[Entries from a dataset]
══════
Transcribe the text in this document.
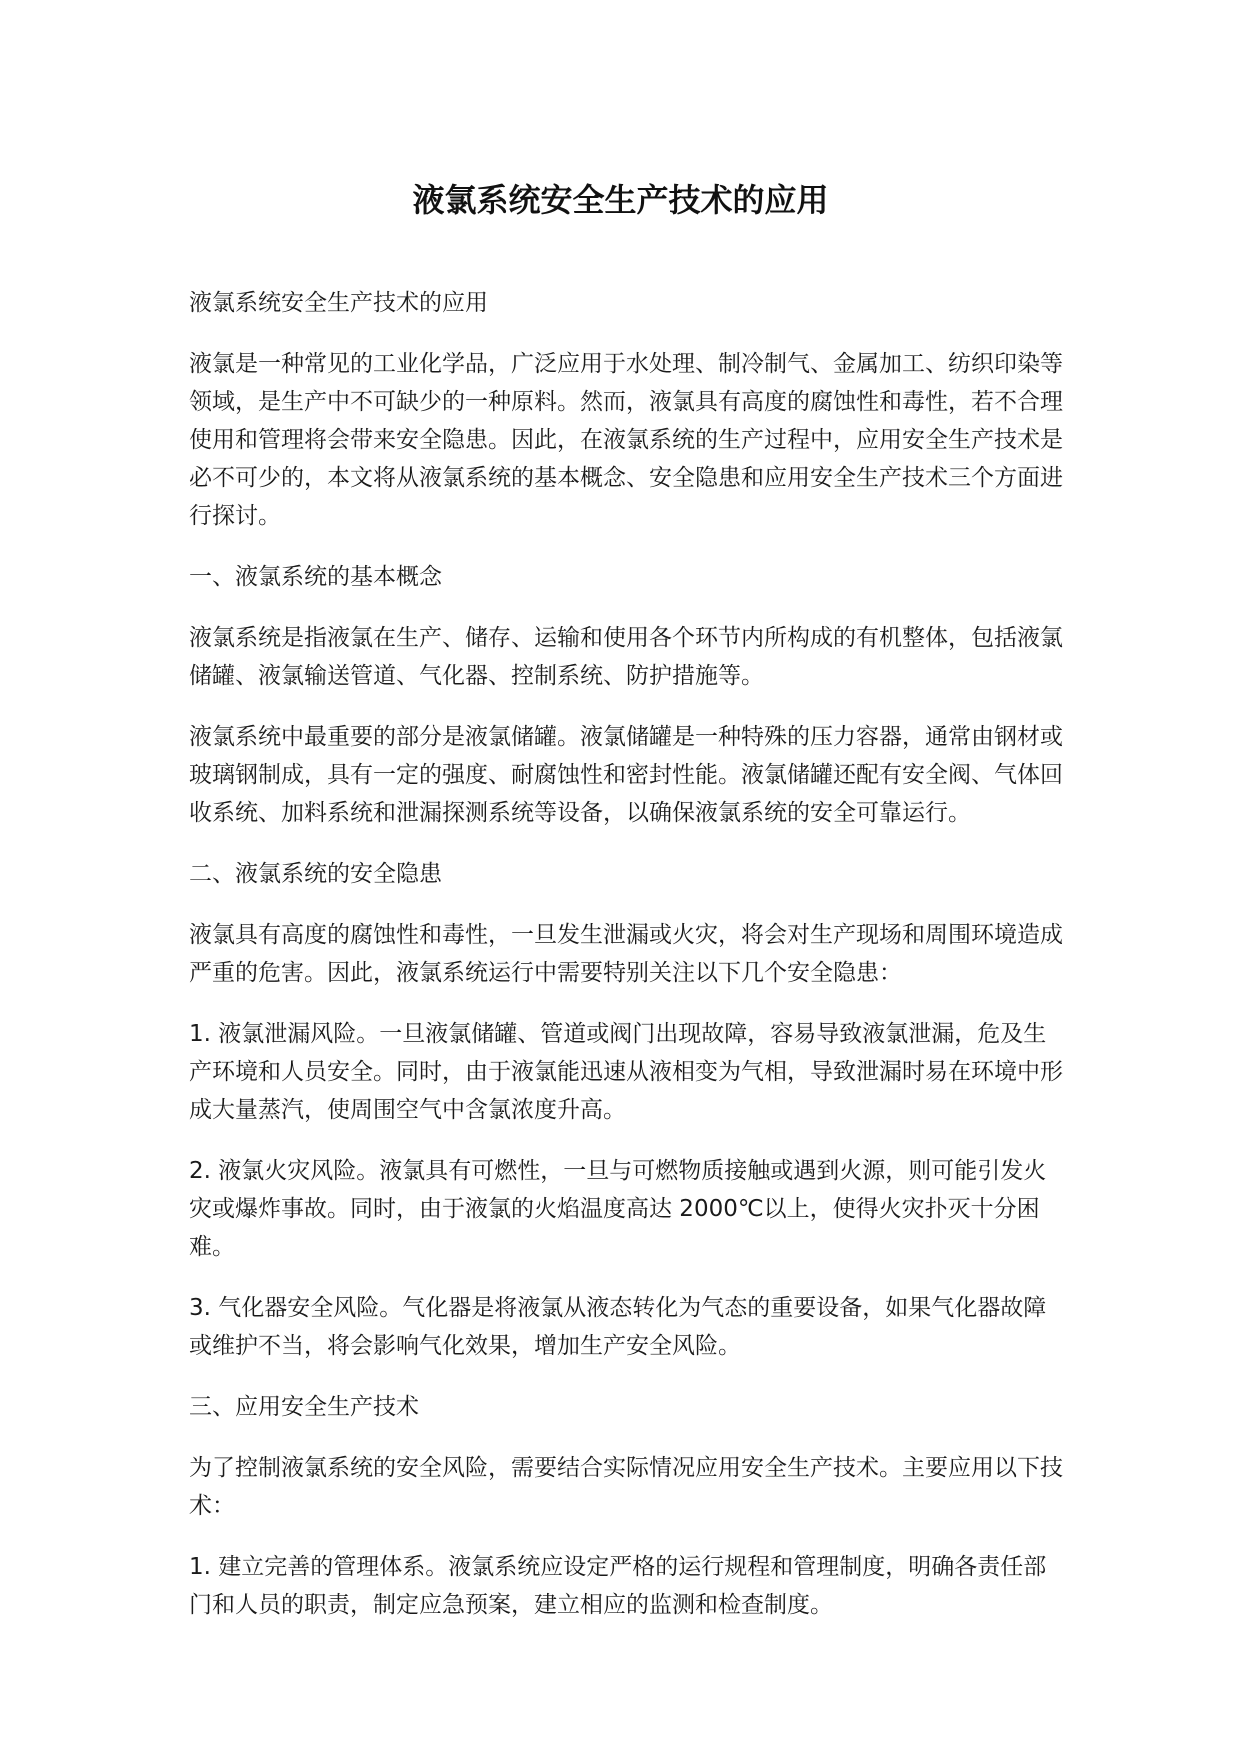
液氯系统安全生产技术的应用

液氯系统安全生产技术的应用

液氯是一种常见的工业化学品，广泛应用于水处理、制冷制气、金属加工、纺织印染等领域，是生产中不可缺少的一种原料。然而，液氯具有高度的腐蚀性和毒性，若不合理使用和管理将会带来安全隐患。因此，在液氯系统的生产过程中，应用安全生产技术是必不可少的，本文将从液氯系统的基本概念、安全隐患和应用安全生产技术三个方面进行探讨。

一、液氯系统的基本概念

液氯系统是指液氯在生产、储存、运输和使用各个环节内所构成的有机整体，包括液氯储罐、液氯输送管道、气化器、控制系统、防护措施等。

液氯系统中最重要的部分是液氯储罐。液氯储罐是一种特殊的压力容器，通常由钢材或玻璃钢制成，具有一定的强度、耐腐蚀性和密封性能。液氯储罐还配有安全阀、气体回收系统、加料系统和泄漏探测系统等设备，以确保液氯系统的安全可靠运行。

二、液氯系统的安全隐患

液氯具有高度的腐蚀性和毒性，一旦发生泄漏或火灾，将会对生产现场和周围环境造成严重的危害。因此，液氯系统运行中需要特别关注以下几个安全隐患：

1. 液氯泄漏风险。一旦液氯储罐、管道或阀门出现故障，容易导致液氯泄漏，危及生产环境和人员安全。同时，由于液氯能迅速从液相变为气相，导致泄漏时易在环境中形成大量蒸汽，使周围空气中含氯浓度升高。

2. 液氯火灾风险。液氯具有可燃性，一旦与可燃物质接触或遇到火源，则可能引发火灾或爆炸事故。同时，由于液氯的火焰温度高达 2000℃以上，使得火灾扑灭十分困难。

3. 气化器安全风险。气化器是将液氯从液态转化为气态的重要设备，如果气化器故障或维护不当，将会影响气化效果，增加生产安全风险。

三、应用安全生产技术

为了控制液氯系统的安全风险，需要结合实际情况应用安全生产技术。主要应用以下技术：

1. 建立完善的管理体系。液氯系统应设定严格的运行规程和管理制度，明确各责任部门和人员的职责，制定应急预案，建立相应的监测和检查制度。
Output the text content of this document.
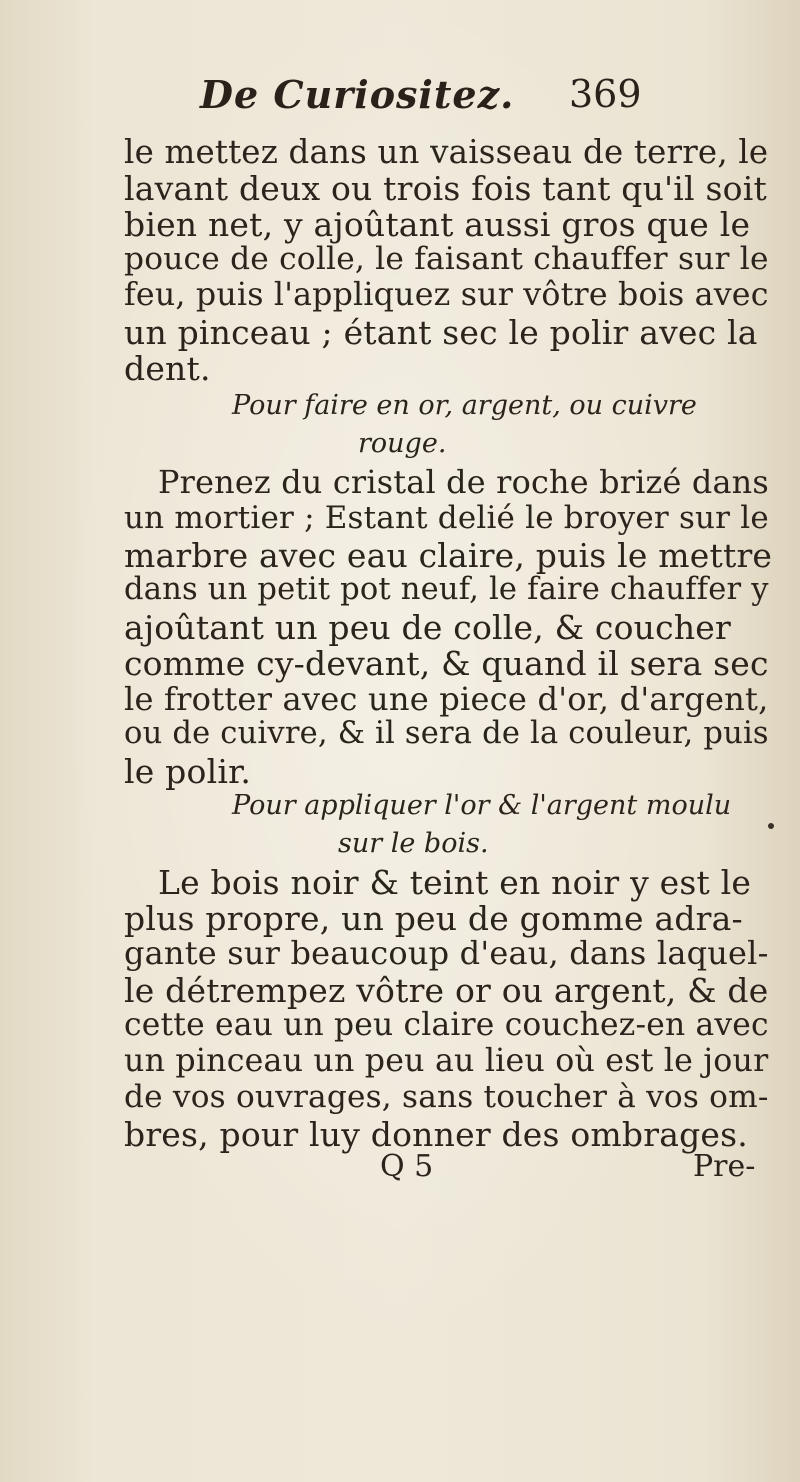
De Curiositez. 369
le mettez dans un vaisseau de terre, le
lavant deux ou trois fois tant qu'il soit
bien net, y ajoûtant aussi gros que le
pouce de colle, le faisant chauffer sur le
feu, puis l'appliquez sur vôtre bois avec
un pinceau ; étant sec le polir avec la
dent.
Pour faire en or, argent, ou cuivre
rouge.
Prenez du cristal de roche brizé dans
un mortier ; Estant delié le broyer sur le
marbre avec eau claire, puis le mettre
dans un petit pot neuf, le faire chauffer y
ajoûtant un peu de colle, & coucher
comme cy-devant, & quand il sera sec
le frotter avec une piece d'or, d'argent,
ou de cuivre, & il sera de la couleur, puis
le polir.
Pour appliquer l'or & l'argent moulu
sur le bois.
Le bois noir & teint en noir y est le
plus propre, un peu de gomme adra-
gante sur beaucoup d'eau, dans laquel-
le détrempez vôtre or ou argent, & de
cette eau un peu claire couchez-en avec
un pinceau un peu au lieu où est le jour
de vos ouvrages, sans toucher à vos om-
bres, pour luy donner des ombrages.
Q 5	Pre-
══════
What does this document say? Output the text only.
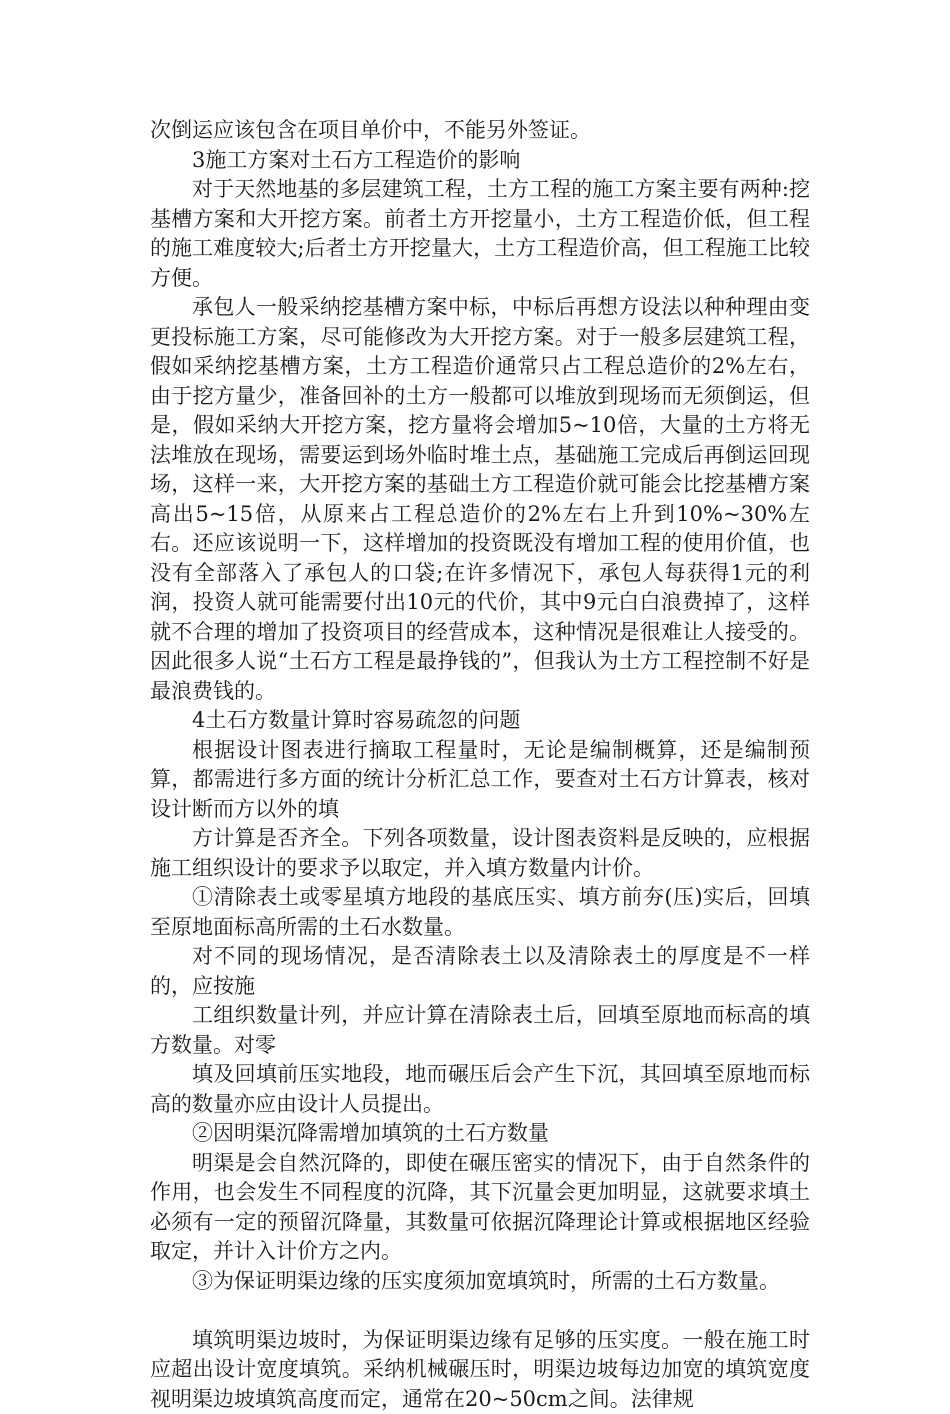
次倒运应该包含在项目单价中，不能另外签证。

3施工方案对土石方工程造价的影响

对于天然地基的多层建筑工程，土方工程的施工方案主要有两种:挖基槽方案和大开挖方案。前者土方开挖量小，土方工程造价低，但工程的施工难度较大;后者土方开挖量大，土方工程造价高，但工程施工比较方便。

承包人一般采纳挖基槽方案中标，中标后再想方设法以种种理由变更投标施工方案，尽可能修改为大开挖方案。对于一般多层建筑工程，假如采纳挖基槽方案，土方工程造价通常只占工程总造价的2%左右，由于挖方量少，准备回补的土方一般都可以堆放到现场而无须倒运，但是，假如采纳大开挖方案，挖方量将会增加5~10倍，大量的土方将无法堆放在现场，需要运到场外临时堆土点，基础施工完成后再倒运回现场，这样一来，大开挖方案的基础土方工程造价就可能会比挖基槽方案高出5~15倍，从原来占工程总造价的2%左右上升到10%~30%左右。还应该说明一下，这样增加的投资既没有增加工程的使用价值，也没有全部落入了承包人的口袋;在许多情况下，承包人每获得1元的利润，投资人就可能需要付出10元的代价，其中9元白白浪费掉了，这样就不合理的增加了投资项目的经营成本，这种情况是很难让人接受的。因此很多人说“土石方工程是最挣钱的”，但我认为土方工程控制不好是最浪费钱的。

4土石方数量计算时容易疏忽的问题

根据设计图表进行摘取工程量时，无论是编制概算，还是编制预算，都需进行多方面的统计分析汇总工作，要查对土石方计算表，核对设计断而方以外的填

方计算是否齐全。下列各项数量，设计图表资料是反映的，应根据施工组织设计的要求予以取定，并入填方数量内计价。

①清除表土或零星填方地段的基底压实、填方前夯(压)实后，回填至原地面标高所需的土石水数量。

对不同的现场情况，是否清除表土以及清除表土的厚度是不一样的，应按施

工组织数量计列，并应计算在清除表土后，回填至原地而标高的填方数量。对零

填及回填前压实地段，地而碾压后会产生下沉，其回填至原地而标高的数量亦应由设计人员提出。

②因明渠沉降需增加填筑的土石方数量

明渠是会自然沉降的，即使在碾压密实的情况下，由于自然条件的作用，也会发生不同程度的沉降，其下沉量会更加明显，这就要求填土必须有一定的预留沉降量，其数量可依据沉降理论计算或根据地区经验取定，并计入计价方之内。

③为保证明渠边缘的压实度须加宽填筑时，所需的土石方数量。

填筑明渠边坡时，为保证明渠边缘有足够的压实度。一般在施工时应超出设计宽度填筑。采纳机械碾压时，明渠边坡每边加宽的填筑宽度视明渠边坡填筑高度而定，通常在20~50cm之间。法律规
══════
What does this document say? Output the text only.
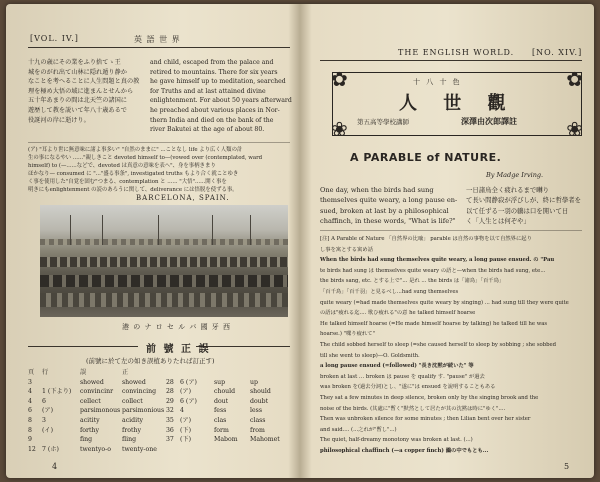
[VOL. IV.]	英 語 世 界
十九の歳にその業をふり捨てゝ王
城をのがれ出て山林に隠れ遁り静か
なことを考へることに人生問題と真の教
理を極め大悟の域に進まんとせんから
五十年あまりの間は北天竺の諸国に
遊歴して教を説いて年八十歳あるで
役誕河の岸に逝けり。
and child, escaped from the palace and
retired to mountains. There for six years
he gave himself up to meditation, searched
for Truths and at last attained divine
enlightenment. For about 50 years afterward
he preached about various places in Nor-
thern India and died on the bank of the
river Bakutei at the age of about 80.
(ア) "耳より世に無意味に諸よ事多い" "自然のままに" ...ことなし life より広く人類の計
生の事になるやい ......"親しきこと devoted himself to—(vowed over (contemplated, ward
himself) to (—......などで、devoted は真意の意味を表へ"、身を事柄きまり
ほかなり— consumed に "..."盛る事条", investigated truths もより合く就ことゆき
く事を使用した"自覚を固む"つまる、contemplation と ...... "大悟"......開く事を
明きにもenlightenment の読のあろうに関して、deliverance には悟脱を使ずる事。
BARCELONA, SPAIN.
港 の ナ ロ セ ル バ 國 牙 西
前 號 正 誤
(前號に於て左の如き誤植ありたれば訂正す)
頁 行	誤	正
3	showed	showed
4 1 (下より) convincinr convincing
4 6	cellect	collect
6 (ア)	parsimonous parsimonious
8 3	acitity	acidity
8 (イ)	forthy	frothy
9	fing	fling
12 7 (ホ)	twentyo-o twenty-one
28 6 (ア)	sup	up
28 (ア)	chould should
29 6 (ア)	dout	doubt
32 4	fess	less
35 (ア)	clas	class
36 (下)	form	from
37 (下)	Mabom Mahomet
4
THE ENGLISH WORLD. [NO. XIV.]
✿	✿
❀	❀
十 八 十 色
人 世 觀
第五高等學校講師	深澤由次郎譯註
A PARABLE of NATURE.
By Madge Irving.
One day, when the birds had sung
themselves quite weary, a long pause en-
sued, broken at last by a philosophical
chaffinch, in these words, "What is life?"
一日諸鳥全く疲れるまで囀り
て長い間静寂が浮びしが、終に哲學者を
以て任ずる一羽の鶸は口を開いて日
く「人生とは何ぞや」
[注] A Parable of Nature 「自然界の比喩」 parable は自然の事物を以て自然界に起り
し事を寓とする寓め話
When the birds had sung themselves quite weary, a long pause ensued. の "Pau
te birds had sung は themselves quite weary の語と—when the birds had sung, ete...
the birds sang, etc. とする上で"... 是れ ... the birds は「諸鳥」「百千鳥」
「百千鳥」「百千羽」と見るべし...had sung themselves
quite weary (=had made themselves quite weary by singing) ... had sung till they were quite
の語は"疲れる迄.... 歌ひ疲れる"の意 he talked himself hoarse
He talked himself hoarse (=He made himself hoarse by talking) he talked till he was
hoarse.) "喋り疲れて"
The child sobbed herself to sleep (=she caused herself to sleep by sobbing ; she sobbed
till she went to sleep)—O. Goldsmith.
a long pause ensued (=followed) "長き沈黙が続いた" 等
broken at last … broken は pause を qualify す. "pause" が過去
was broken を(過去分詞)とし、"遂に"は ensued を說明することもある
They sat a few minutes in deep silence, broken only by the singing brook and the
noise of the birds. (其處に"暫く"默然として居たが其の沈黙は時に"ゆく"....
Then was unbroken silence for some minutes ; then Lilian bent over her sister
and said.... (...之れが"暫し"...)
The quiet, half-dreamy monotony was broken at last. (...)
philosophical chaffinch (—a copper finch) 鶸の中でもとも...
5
══════
What this task involves:
Search the data above for lines holding "cuivre" and copy each of them.

Exercise result:
Pour faire en or, argent, ou cuivre
ou de cuivre, & il sera de la couleur, puis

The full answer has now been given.